Task directions:
Select, from the data, each line where "Enter" occurs.
-- START Dataset --
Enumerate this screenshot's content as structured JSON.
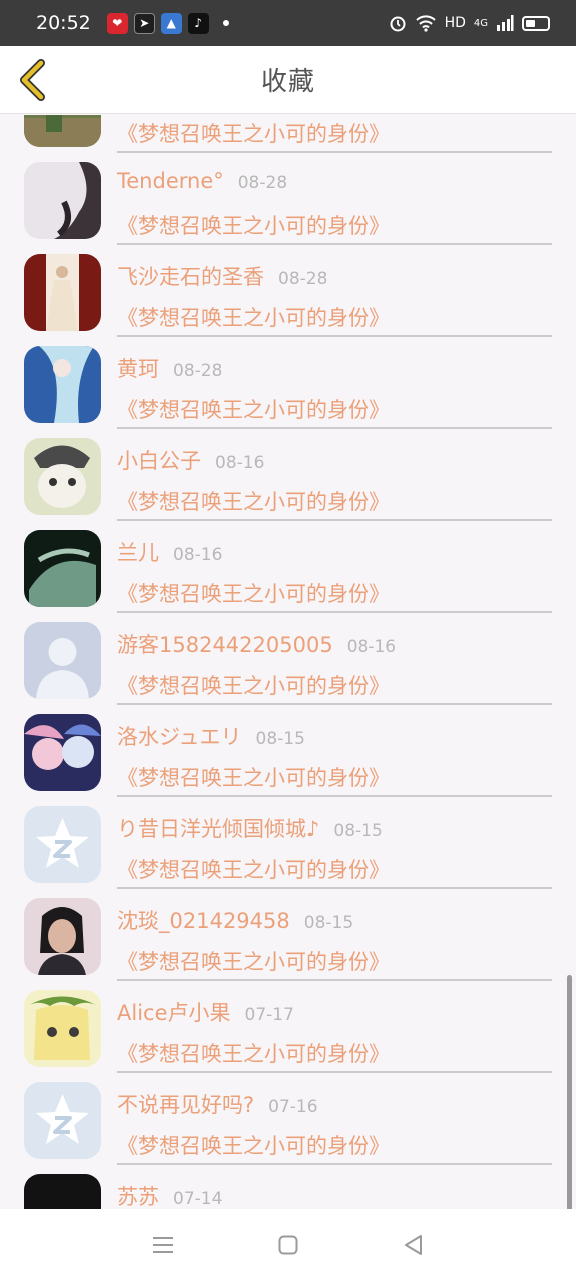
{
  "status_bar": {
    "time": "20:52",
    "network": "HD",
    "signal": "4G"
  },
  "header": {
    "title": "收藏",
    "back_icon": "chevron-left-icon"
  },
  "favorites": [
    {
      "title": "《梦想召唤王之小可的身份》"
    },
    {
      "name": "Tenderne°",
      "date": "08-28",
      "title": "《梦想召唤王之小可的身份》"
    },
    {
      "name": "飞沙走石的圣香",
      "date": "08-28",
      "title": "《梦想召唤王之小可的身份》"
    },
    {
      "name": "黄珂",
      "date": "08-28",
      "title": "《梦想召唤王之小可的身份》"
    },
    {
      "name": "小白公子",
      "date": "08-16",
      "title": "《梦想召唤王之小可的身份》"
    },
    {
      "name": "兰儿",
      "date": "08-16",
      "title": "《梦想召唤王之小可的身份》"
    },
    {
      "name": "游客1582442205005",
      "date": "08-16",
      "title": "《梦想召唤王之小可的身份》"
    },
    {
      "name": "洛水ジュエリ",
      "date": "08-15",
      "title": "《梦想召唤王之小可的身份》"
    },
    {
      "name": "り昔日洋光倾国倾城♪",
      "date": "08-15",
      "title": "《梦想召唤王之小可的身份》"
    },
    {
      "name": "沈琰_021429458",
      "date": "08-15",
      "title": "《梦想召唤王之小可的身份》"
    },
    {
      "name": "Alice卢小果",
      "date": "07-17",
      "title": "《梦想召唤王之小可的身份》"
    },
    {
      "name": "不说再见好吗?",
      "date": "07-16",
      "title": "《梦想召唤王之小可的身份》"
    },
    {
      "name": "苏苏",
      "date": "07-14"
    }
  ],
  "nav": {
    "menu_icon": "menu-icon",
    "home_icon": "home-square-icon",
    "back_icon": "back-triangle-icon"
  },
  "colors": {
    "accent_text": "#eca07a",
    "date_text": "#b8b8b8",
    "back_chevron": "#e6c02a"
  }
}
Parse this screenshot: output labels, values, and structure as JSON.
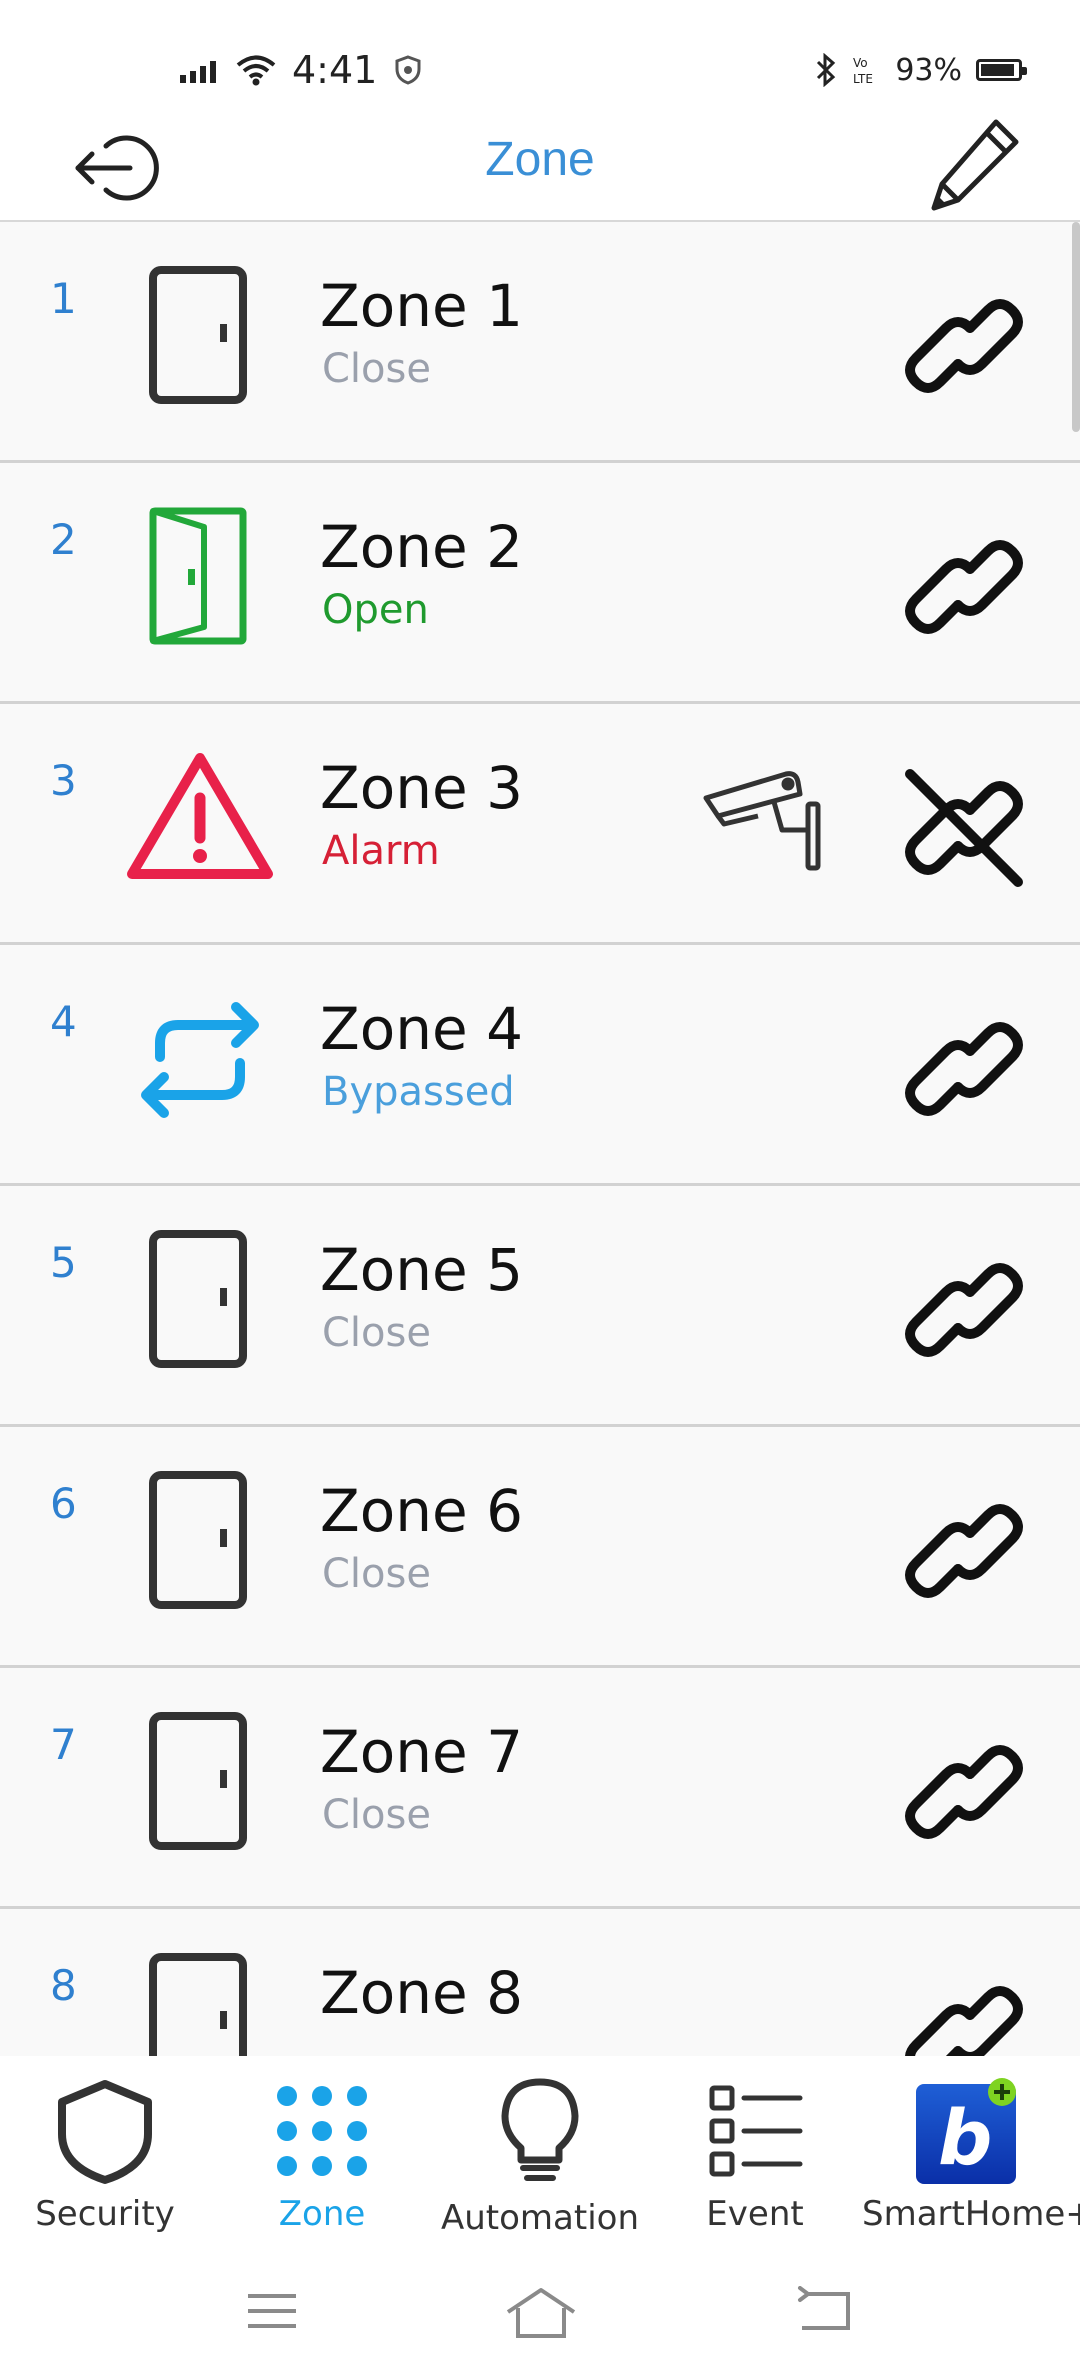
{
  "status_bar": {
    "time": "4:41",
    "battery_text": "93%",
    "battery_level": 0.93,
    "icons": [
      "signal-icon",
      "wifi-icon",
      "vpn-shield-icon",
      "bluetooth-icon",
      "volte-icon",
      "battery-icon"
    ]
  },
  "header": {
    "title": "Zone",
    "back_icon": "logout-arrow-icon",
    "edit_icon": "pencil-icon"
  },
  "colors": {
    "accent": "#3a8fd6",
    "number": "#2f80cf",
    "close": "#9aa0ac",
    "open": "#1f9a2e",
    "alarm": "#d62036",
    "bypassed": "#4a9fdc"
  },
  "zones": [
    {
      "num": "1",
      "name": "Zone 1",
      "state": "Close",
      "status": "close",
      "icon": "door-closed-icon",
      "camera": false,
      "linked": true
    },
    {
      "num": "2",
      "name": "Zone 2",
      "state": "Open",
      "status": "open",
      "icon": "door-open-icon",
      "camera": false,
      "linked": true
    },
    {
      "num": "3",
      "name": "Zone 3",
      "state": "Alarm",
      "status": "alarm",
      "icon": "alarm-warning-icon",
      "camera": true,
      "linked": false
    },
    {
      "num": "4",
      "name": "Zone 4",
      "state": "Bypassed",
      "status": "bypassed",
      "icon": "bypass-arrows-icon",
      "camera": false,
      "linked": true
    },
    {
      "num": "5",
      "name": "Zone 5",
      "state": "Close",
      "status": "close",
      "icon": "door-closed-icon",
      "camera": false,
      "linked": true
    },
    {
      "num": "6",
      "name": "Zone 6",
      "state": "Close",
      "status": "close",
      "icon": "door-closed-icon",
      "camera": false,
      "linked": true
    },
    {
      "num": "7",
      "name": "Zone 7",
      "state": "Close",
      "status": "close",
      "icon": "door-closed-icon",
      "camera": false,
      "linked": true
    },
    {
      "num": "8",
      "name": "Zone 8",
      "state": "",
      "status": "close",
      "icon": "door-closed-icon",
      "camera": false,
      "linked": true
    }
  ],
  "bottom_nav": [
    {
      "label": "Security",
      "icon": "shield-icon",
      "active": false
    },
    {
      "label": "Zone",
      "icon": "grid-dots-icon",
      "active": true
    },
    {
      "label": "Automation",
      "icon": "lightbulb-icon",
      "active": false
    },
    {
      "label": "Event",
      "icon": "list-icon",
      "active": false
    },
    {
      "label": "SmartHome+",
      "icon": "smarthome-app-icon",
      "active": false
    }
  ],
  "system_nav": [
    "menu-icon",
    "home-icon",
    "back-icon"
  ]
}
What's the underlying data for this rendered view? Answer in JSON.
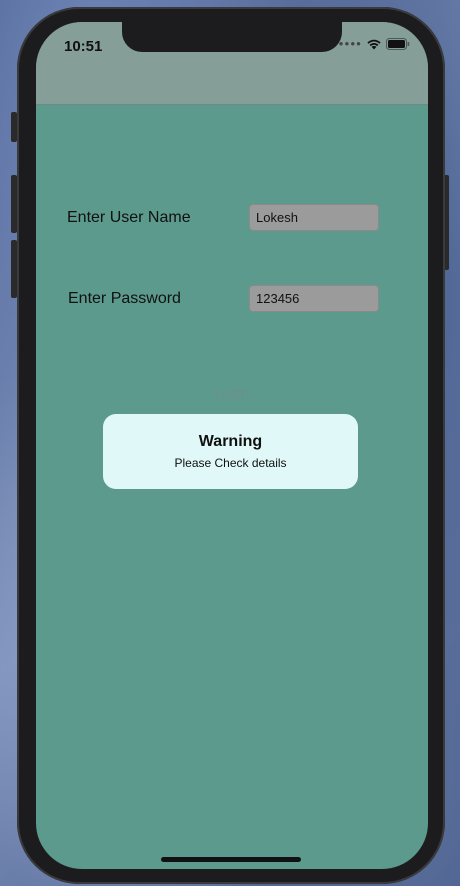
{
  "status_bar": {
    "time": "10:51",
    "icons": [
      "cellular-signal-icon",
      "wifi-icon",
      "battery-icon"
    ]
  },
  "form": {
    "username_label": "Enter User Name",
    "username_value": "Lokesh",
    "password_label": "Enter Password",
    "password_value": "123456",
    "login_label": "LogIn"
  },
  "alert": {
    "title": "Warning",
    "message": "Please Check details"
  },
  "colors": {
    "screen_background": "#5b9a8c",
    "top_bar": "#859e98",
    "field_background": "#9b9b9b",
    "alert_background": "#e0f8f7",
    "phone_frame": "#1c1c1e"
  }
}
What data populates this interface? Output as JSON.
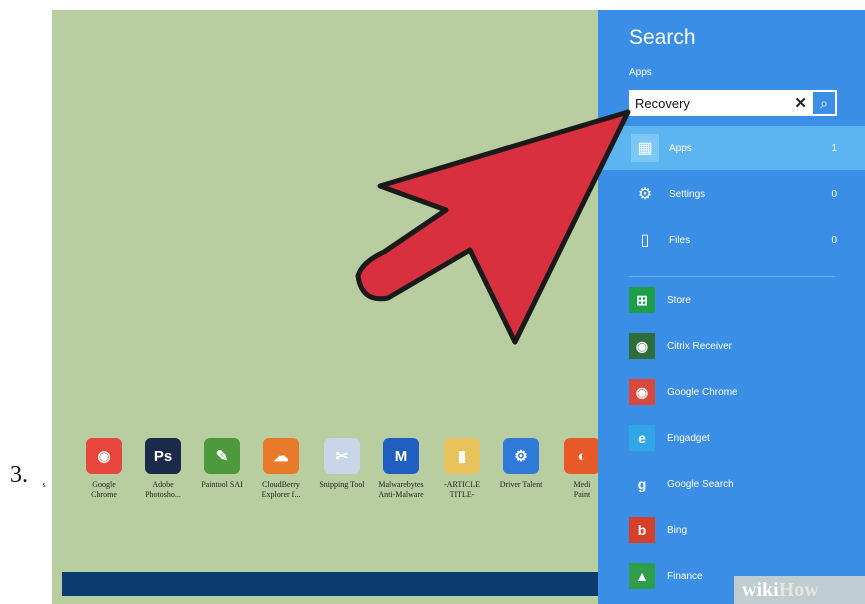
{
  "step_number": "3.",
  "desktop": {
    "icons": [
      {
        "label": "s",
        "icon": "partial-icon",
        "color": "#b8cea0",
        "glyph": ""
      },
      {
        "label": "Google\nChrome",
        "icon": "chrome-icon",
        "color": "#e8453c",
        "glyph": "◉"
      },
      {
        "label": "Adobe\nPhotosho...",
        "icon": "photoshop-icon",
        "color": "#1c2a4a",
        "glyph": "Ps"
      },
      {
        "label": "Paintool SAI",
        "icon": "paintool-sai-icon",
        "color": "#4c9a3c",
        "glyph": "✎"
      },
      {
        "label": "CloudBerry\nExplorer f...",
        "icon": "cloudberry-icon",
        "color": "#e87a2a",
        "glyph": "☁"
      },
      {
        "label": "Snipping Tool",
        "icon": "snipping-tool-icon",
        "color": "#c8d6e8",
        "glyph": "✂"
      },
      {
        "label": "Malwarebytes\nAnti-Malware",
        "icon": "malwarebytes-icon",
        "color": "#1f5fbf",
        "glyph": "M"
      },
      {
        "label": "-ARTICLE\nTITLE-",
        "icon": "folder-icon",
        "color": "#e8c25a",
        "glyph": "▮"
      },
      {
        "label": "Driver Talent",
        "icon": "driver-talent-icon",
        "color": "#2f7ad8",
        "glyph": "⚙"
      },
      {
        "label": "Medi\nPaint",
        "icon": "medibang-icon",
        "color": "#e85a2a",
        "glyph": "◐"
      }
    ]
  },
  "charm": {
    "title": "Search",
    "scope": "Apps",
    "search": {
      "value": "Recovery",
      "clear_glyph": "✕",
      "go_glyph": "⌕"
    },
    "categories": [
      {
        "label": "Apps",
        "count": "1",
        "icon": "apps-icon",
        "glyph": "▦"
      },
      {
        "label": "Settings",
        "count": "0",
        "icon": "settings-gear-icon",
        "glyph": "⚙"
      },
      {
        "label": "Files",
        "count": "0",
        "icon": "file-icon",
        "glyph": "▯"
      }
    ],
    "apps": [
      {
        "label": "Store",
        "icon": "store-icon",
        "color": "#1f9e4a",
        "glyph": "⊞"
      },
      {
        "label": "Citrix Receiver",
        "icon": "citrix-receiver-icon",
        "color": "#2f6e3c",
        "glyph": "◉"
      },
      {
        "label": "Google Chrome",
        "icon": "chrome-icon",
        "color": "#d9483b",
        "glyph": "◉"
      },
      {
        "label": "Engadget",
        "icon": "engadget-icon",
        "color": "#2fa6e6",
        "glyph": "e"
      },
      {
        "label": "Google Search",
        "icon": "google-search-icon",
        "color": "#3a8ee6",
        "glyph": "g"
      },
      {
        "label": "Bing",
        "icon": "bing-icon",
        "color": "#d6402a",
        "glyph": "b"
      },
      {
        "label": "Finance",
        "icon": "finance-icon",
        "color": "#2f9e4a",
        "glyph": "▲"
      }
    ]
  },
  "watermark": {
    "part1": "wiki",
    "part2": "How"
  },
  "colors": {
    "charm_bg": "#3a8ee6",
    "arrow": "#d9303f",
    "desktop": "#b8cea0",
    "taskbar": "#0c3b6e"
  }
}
-- END Dataset --
Output below:
    "username_label": "Enter User Name",
    "password_label": "Enter Password",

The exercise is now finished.